WRITTEN EXERCISE
Copy every record below exactly as written, but leave out the pictures.

Begin STORED ROWS

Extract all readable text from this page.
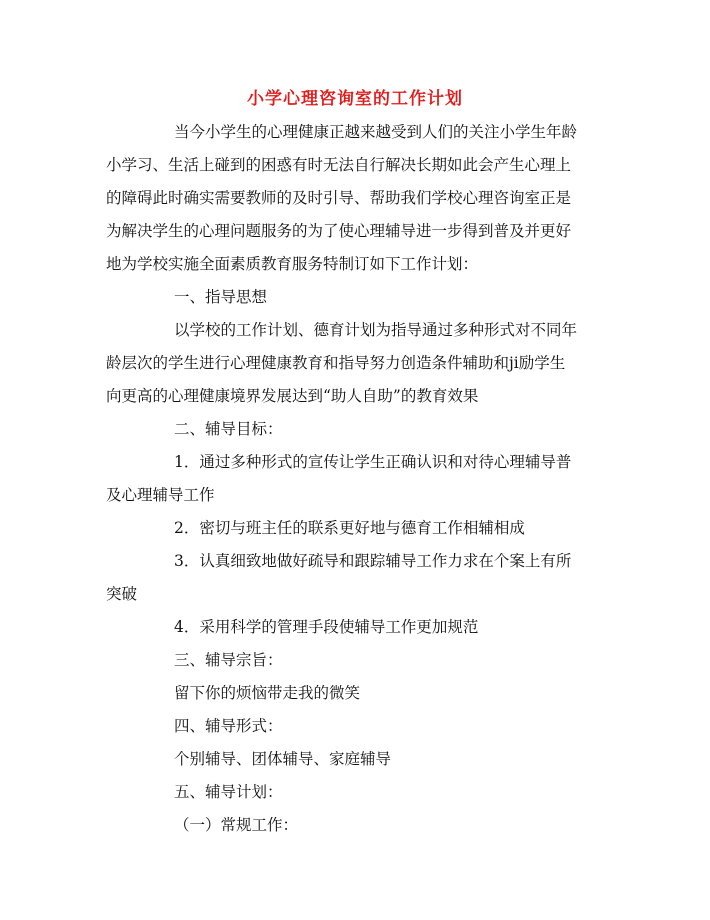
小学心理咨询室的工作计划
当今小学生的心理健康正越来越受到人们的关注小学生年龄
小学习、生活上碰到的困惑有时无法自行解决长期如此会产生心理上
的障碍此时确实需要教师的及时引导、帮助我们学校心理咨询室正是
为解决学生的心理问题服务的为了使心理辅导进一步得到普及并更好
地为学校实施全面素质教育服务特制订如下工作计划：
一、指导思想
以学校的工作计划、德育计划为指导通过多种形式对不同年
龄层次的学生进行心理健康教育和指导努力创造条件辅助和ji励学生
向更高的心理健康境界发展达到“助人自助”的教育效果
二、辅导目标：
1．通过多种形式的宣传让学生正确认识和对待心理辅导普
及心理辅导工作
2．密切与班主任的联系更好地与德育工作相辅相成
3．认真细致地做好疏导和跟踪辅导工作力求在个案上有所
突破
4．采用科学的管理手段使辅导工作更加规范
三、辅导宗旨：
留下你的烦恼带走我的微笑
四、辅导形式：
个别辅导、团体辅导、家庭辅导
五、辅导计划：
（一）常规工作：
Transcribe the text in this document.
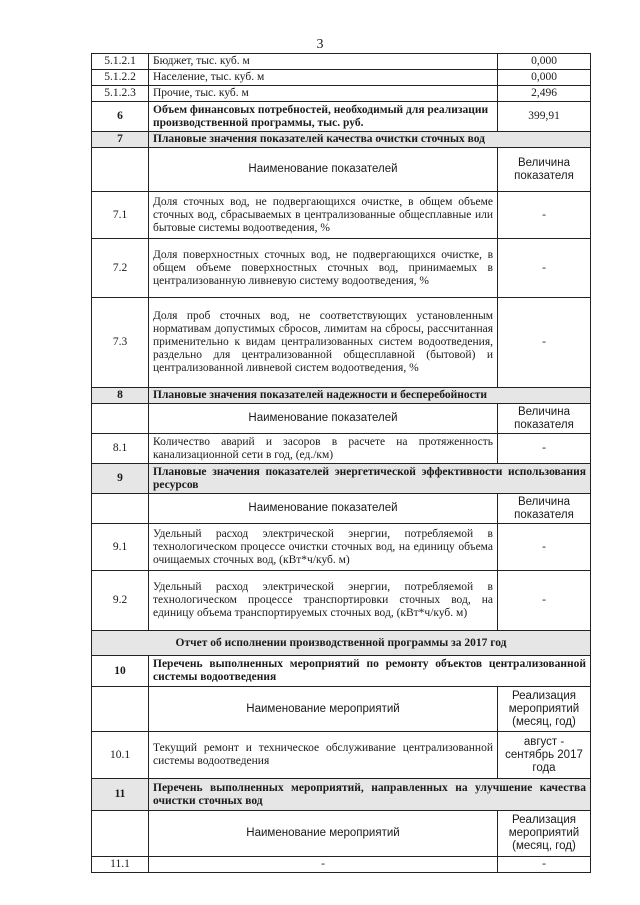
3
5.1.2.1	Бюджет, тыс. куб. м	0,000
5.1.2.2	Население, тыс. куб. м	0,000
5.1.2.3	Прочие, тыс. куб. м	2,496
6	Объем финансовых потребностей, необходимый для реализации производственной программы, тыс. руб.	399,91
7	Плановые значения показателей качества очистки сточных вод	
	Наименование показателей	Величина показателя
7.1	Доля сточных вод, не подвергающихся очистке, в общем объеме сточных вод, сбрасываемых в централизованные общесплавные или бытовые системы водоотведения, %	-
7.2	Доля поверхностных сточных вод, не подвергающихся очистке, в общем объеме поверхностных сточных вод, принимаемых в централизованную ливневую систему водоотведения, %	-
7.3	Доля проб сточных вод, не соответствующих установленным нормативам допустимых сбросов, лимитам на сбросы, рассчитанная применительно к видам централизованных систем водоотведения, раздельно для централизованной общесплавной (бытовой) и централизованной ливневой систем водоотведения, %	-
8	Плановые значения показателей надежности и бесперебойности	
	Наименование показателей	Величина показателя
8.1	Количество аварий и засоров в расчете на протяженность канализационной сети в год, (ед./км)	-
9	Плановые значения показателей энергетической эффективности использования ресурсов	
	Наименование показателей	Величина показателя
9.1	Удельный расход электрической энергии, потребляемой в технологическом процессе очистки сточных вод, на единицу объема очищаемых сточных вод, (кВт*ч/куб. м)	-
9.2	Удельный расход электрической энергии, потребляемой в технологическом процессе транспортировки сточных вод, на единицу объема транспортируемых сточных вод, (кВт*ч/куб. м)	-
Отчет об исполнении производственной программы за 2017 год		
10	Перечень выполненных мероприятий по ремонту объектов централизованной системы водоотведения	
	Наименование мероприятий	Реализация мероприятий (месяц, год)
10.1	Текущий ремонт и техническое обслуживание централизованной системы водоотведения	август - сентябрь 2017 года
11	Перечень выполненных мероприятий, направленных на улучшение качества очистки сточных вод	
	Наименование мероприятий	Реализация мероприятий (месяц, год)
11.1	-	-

End STORED ROWS

SOLUTION TO THE PROBLEM
Extract all readable text from this page.
小学心理咨询室的工作计划
当今小学生的心理健康正越来越受到人们的关注小学生年龄
小学习、生活上碰到的困惑有时无法自行解决长期如此会产生心理上
的障碍此时确实需要教师的及时引导、帮助我们学校心理咨询室正是
为解决学生的心理问题服务的为了使心理辅导进一步得到普及并更好
地为学校实施全面素质教育服务特制订如下工作计划：
一、指导思想
以学校的工作计划、德育计划为指导通过多种形式对不同年
龄层次的学生进行心理健康教育和指导努力创造条件辅助和ji励学生
向更高的心理健康境界发展达到“助人自助”的教育效果
二、辅导目标：
1．通过多种形式的宣传让学生正确认识和对待心理辅导普
及心理辅导工作
2．密切与班主任的联系更好地与德育工作相辅相成
3．认真细致地做好疏导和跟踪辅导工作力求在个案上有所
突破
4．采用科学的管理手段使辅导工作更加规范
三、辅导宗旨：
留下你的烦恼带走我的微笑
四、辅导形式：
个别辅导、团体辅导、家庭辅导
五、辅导计划：
（一）常规工作：
Transcribe the text in this document.
3
5.1.2.1	Бюджет, тыс. куб. м	0,000
5.1.2.2	Население, тыс. куб. м	0,000
5.1.2.3	Прочие, тыс. куб. м	2,496
6	Объем финансовых потребностей, необходимый для реализации производственной программы, тыс. руб.	399,91
7	Плановые значения показателей качества очистки сточных вод	
	Наименование показателей	Величина показателя
7.1	Доля сточных вод, не подвергающихся очистке, в общем объеме сточных вод, сбрасываемых в централизованные общесплавные или бытовые системы водоотведения, %	-
7.2	Доля поверхностных сточных вод, не подвергающихся очистке, в общем объеме поверхностных сточных вод, принимаемых в централизованную ливневую систему водоотведения, %	-
7.3	Доля проб сточных вод, не соответствующих установленным нормативам допустимых сбросов, лимитам на сбросы, рассчитанная применительно к видам централизованных систем водоотведения, раздельно для централизованной общесплавной (бытовой) и централизованной ливневой систем водоотведения, %	-
8	Плановые значения показателей надежности и бесперебойности	
	Наименование показателей	Величина показателя
8.1	Количество аварий и засоров в расчете на протяженность канализационной сети в год, (ед./км)	-
9	Плановые значения показателей энергетической эффективности использования ресурсов	
	Наименование показателей	Величина показателя
9.1	Удельный расход электрической энергии, потребляемой в технологическом процессе очистки сточных вод, на единицу объема очищаемых сточных вод, (кВт*ч/куб. м)	-
9.2	Удельный расход электрической энергии, потребляемой в технологическом процессе транспортировки сточных вод, на единицу объема транспортируемых сточных вод, (кВт*ч/куб. м)	-
Отчет об исполнении производственной программы за 2017 год		
10	Перечень выполненных мероприятий по ремонту объектов централизованной системы водоотведения	
	Наименование мероприятий	Реализация мероприятий (месяц, год)
10.1	Текущий ремонт и техническое обслуживание централизованной системы водоотведения	август - сентябрь 2017 года
11	Перечень выполненных мероприятий, направленных на улучшение качества очистки сточных вод	
	Наименование мероприятий	Реализация мероприятий (месяц, год)
11.1	-	-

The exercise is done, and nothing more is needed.